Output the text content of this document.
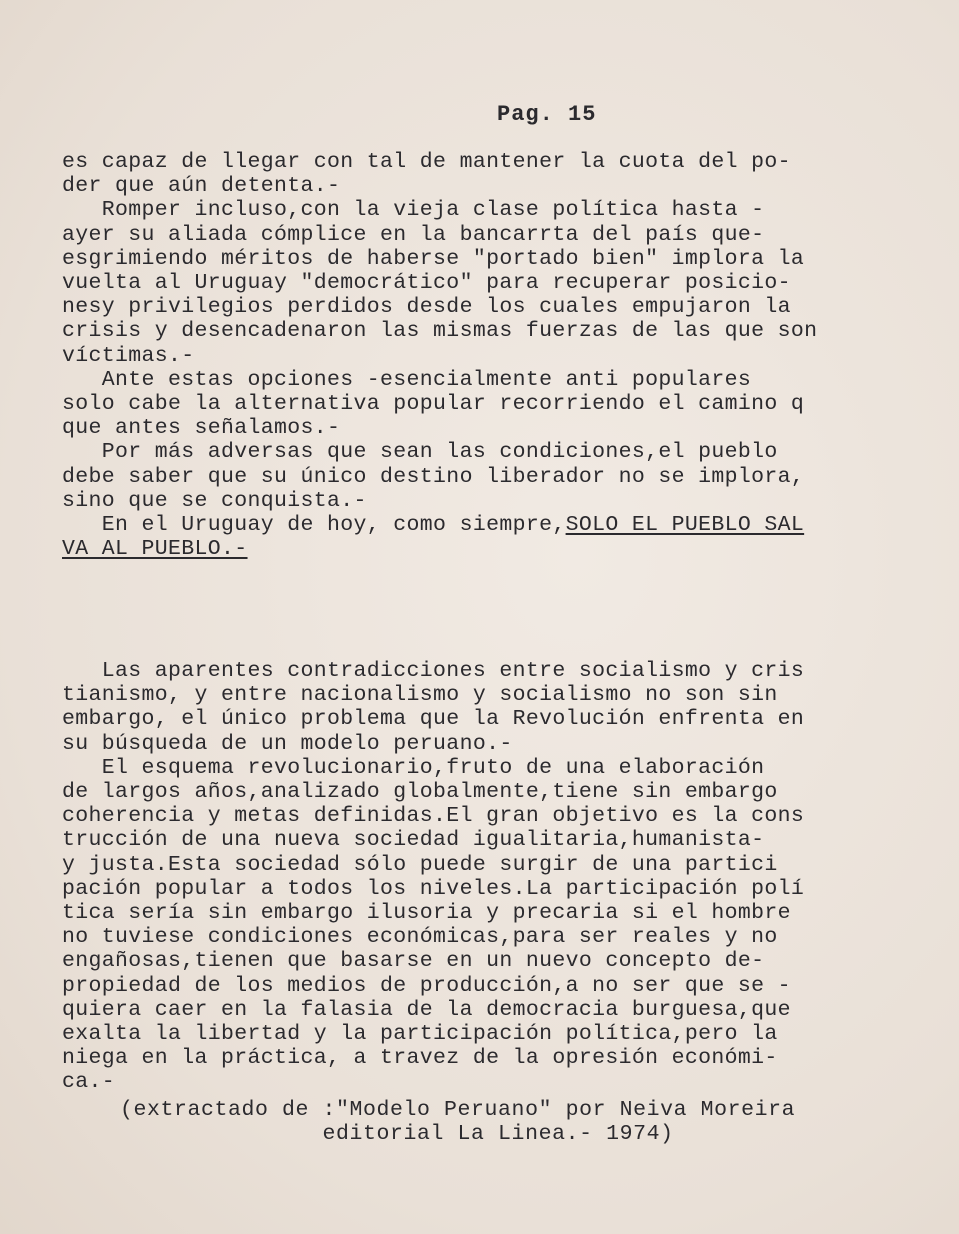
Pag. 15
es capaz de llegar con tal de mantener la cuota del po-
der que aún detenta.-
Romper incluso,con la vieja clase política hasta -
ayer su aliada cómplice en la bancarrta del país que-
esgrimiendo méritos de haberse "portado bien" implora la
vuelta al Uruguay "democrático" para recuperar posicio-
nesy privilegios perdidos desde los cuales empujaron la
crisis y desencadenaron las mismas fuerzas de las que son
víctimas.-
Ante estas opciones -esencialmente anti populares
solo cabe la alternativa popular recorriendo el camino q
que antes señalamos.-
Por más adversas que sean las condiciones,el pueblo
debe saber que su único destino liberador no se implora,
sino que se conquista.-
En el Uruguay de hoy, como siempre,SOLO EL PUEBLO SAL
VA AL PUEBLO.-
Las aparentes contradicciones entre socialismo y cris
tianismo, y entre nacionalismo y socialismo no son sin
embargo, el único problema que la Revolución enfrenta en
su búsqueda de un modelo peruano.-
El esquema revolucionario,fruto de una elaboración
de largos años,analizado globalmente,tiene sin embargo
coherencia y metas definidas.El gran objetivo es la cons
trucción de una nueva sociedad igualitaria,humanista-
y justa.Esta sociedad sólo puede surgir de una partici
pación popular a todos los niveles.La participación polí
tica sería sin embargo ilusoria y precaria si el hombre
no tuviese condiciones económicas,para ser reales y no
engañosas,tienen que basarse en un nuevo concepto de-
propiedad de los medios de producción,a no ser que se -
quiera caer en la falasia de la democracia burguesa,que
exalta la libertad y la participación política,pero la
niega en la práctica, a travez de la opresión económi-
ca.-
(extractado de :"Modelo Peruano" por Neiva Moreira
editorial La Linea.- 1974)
┄┄┄┄┄┄┄┄┄┄┄┄┄┄┄┄┄┄┄┄
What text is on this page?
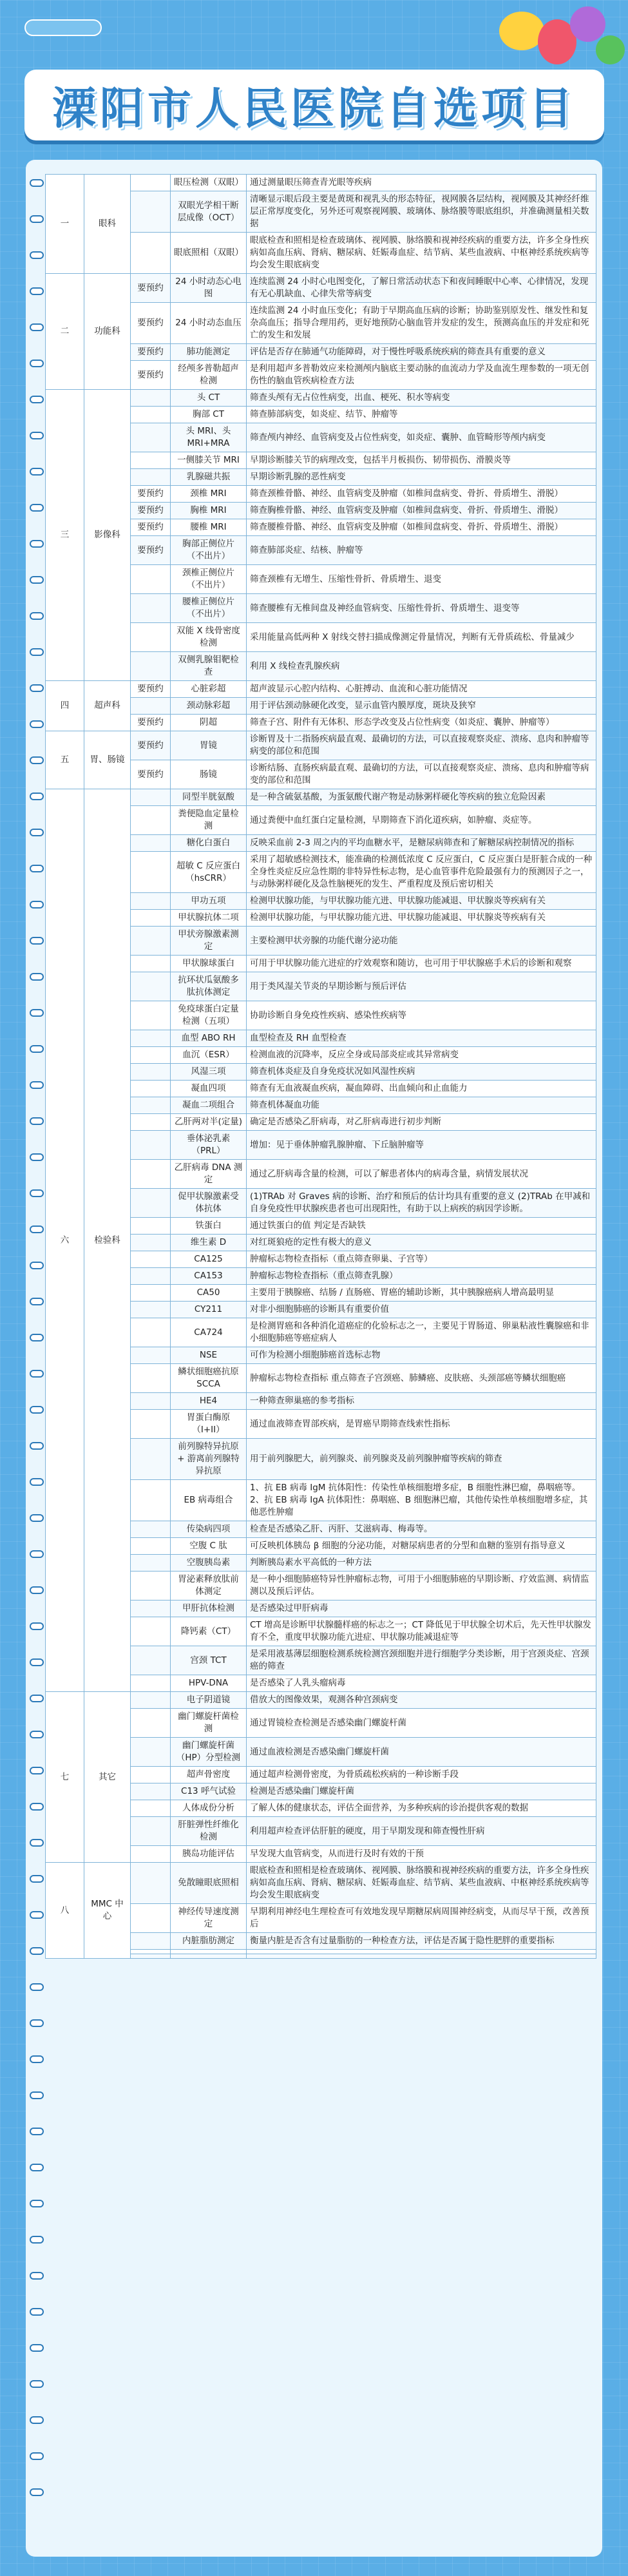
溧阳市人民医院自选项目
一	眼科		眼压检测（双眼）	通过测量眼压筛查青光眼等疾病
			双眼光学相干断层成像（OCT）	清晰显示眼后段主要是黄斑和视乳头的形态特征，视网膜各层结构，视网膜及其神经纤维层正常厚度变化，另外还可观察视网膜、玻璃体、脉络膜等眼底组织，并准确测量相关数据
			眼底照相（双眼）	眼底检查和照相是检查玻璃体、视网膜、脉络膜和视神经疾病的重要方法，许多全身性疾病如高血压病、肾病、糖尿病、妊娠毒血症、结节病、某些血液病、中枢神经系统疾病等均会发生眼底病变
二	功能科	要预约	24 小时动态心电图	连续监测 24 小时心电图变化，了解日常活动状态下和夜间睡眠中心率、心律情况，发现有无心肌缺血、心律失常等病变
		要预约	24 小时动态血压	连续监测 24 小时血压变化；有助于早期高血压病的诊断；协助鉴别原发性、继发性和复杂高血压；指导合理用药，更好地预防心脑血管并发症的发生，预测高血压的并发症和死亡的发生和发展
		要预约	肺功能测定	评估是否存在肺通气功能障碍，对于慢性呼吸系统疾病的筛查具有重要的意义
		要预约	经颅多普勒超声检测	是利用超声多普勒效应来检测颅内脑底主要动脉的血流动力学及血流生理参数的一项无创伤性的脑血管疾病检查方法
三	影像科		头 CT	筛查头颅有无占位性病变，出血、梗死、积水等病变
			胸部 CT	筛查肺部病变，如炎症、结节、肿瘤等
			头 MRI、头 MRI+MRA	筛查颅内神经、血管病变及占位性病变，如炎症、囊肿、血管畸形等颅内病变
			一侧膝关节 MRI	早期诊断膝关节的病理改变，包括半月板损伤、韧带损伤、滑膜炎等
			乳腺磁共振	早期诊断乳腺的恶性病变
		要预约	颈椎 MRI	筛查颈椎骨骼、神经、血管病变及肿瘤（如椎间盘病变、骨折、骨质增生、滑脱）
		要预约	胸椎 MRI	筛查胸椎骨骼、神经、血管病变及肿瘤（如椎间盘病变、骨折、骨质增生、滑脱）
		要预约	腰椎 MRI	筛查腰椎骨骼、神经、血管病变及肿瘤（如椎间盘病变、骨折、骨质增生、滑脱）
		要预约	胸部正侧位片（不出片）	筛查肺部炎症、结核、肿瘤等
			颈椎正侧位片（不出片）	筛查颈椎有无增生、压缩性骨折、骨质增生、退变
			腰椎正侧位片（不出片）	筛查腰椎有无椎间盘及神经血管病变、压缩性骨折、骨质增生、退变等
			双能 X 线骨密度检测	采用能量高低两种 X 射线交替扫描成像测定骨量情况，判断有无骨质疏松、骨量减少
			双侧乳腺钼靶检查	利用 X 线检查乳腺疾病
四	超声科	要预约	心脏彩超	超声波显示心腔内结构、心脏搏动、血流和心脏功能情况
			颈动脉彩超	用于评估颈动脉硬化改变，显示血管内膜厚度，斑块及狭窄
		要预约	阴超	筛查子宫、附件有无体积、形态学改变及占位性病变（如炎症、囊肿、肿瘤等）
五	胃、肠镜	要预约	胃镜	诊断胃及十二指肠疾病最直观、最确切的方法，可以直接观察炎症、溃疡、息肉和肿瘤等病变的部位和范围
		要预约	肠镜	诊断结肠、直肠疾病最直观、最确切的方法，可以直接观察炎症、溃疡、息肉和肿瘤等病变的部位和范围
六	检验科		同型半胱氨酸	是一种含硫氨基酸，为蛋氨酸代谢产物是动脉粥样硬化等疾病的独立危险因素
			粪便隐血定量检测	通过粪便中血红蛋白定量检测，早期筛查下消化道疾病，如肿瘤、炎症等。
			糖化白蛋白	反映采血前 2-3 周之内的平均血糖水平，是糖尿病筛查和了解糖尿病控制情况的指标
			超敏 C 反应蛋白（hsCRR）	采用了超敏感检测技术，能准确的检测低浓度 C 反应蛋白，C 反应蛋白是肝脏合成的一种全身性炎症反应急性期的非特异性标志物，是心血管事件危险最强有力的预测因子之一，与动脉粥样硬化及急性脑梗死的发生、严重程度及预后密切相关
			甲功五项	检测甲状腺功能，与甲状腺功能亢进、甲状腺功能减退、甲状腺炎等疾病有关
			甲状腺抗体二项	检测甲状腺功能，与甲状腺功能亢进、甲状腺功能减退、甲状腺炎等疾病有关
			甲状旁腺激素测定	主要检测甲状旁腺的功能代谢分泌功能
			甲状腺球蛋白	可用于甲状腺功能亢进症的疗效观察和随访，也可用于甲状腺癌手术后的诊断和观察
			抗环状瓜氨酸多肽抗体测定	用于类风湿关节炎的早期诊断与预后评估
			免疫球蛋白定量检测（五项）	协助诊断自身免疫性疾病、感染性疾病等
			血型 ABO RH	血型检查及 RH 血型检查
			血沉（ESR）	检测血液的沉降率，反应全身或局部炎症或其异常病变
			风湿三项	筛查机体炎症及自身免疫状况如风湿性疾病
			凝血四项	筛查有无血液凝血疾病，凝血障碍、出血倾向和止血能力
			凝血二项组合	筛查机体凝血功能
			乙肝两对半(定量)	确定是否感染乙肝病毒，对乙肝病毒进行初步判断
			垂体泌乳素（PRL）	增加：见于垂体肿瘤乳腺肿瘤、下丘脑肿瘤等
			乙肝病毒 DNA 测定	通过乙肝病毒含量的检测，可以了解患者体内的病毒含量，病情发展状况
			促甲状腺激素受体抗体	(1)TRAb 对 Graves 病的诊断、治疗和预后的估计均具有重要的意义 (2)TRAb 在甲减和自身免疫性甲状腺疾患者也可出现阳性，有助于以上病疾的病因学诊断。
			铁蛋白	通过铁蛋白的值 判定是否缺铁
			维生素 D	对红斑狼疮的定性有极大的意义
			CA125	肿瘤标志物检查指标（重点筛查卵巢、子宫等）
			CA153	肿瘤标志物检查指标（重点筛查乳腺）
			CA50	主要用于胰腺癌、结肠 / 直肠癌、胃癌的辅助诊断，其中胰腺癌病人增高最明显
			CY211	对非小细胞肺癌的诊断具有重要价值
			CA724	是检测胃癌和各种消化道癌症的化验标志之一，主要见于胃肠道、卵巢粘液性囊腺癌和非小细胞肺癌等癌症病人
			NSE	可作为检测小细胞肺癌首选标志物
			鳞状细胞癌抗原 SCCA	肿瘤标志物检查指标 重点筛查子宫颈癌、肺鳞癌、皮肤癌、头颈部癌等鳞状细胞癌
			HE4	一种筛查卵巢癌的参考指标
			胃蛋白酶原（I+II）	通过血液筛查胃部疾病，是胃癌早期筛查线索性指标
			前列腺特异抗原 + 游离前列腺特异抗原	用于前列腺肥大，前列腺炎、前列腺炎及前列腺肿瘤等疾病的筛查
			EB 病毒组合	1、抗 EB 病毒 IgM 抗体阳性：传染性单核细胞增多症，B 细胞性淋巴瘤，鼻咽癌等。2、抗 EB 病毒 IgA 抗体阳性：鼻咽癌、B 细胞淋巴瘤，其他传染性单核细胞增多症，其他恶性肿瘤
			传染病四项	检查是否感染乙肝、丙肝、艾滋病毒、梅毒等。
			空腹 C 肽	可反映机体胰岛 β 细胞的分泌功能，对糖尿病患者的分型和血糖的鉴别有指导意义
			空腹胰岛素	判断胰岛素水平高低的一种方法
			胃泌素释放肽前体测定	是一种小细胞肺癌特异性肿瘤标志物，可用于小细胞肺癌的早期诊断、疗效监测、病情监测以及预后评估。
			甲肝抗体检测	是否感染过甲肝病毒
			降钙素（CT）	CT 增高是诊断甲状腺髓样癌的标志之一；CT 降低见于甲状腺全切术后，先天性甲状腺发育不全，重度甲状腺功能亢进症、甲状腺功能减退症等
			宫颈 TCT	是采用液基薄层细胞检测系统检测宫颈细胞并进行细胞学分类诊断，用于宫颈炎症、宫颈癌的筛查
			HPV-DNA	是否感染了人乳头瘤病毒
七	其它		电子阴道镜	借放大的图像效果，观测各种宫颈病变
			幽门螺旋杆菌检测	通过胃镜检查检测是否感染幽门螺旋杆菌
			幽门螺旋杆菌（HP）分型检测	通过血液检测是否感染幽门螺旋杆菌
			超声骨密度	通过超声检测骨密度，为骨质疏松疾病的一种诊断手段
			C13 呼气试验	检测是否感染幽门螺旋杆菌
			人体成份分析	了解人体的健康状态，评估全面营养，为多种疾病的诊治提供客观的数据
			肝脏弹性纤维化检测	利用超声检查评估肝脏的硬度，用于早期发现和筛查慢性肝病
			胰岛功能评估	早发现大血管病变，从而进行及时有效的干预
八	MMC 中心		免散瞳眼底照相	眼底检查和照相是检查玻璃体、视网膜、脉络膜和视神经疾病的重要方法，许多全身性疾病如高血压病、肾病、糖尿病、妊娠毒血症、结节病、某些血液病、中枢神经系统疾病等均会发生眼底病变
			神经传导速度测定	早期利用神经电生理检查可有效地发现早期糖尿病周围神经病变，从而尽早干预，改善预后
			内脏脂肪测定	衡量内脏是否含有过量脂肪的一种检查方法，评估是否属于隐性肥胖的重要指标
┄┄┄┄┄┄┄┄┄┄┄┄┄┄┄┄┄┄┄┄
- Given request: Each line that contains the word "脉络膜和视神经疾病的重要方法" counts toward the total; give only that total.

- Worked answer: 2